What the task asks:
Quote every entry word for word.

======== Records provided

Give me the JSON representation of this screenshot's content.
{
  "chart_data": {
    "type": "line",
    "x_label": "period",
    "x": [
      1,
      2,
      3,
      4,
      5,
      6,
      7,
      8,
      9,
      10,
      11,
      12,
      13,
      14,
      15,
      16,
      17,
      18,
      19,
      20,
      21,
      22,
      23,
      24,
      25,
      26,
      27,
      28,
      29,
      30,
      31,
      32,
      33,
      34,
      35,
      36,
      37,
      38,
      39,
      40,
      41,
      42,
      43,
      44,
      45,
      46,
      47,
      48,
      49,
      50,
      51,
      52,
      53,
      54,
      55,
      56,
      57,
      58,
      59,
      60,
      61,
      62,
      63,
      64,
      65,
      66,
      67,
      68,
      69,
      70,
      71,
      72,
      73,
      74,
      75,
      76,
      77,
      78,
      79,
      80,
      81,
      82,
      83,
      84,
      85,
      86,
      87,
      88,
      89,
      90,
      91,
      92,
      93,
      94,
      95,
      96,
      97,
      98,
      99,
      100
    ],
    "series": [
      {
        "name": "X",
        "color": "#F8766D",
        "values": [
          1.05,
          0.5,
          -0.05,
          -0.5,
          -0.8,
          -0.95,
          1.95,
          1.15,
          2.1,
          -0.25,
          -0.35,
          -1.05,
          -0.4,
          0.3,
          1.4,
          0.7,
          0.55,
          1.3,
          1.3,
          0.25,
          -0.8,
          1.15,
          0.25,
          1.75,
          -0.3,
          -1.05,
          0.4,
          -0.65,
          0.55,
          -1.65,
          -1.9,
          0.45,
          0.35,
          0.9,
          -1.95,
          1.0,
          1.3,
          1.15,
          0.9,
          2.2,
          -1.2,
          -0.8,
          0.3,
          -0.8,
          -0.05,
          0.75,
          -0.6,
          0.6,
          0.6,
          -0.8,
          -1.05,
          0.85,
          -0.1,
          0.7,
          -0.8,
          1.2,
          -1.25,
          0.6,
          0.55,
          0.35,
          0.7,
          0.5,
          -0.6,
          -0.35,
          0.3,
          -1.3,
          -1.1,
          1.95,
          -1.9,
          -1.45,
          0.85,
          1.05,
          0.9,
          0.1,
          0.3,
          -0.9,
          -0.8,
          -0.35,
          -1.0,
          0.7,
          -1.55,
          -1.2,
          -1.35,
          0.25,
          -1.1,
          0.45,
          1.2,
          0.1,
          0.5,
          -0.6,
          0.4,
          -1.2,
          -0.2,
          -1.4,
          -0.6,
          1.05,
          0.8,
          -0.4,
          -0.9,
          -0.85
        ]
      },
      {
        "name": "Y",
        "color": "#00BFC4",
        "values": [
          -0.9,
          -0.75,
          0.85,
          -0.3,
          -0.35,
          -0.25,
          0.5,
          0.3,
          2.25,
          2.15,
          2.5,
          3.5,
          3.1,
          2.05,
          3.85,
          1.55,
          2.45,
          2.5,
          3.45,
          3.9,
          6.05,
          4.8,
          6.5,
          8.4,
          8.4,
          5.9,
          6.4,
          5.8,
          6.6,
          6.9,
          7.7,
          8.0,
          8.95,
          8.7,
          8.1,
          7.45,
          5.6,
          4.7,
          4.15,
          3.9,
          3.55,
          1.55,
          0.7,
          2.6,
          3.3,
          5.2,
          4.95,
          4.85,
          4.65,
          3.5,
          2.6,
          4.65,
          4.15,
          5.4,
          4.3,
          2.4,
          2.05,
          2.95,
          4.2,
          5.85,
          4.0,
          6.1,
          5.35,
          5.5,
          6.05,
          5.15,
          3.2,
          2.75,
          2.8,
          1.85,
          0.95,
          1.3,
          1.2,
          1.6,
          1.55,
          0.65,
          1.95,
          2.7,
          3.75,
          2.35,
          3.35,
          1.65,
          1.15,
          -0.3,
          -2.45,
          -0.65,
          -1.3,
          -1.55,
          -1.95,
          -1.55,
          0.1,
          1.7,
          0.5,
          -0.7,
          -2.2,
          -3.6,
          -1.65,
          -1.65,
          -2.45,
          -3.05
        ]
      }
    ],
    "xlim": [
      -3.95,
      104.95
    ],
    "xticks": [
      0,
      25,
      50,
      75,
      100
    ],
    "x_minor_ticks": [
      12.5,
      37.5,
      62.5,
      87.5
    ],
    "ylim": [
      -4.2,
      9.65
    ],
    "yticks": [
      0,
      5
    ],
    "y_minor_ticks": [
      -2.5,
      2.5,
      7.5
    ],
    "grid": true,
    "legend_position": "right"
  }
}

================

Written answer:
Give me the JSON representation of this screenshot's content.
{
  "chart_data": {
    "type": "line",
    "x_label": "period",
    "x": [
      1,
      2,
      3,
      4,
      5,
      6,
      7,
      8,
      9,
      10,
      11,
      12,
      13,
      14,
      15,
      16,
      17,
      18,
      19,
      20,
      21,
      22,
      23,
      24,
      25,
      26,
      27,
      28,
      29,
      30,
      31,
      32,
      33,
      34,
      35,
      36,
      37,
      38,
      39,
      40,
      41,
      42,
      43,
      44,
      45,
      46,
      47,
      48,
      49,
      50,
      51,
      52,
      53,
      54,
      55,
      56,
      57,
      58,
      59,
      60,
      61,
      62,
      63,
      64,
      65,
      66,
      67,
      68,
      69,
      70,
      71,
      72,
      73,
      74,
      75,
      76,
      77,
      78,
      79,
      80,
      81,
      82,
      83,
      84,
      85,
      86,
      87,
      88,
      89,
      90,
      91,
      92,
      93,
      94,
      95,
      96,
      97,
      98,
      99,
      100
    ],
    "series": [
      {
        "name": "X",
        "color": "#F8766D",
        "values": [
          1.05,
          0.5,
          -0.05,
          -0.5,
          -0.8,
          -0.95,
          1.95,
          1.15,
          2.1,
          -0.25,
          -0.35,
          -1.05,
          -0.4,
          0.3,
          1.4,
          0.7,
          0.55,
          1.3,
          1.3,
          0.25,
          -0.8,
          1.15,
          0.25,
          1.75,
          -0.3,
          -1.05,
          0.4,
          -0.65,
          0.55,
          -1.65,
          -1.9,
          0.45,
          0.35,
          0.9,
          -1.95,
          1.0,
          1.3,
          1.15,
          0.9,
          2.2,
          -1.2,
          -0.8,
          0.3,
          -0.8,
          -0.05,
          0.75,
          -0.6,
          0.6,
          0.6,
          -0.8,
          -1.05,
          0.85,
          -0.1,
          0.7,
          -0.8,
          1.2,
          -1.25,
          0.6,
          0.55,
          0.35,
          0.7,
          0.5,
          -0.6,
          -0.35,
          0.3,
          -1.3,
          -1.1,
          1.95,
          -1.9,
          -1.45,
          0.85,
          1.05,
          0.9,
          0.1,
          0.3,
          -0.9,
          -0.8,
          -0.35,
          -1.0,
          0.7,
          -1.55,
          -1.2,
          -1.35,
          0.25,
          -1.1,
          0.45,
          1.2,
          0.1,
          0.5,
          -0.6,
          0.4,
          -1.2,
          -0.2,
          -1.4,
          -0.6,
          1.05,
          0.8,
          -0.4,
          -0.9,
          -0.85
        ]
      },
      {
        "name": "Y",
        "color": "#00BFC4",
        "values": [
          -0.9,
          -0.75,
          0.85,
          -0.3,
          -0.35,
          -0.25,
          0.5,
          0.3,
          2.25,
          2.15,
          2.5,
          3.5,
          3.1,
          2.05,
          3.85,
          1.55,
          2.45,
          2.5,
          3.45,
          3.9,
          6.05,
          4.8,
          6.5,
          8.4,
          8.4,
          5.9,
          6.4,
          5.8,
          6.6,
          6.9,
          7.7,
          8.0,
          8.95,
          8.7,
          8.1,
          7.45,
          5.6,
          4.7,
          4.15,
          3.9,
          3.55,
          1.55,
          0.7,
          2.6,
          3.3,
          5.2,
          4.95,
          4.85,
          4.65,
          3.5,
          2.6,
          4.65,
          4.15,
          5.4,
          4.3,
          2.4,
          2.05,
          2.95,
          4.2,
          5.85,
          4.0,
          6.1,
          5.35,
          5.5,
          6.05,
          5.15,
          3.2,
          2.75,
          2.8,
          1.85,
          0.95,
          1.3,
          1.2,
          1.6,
          1.55,
          0.65,
          1.95,
          2.7,
          3.75,
          2.35,
          3.35,
          1.65,
          1.15,
          -0.3,
          -2.45,
          -0.65,
          -1.3,
          -1.55,
          -1.95,
          -1.55,
          0.1,
          1.7,
          0.5,
          -0.7,
          -2.2,
          -3.6,
          -1.65,
          -1.65,
          -2.45,
          -3.05
        ]
      }
    ],
    "xlim": [
      -3.95,
      104.95
    ],
    "xticks": [
      0,
      25,
      50,
      75,
      100
    ],
    "x_minor_ticks": [
      12.5,
      37.5,
      62.5,
      87.5
    ],
    "ylim": [
      -4.2,
      9.65
    ],
    "yticks": [
      0,
      5
    ],
    "y_minor_ticks": [
      -2.5,
      2.5,
      7.5
    ],
    "grid": true,
    "legend_position": "right"
  }
}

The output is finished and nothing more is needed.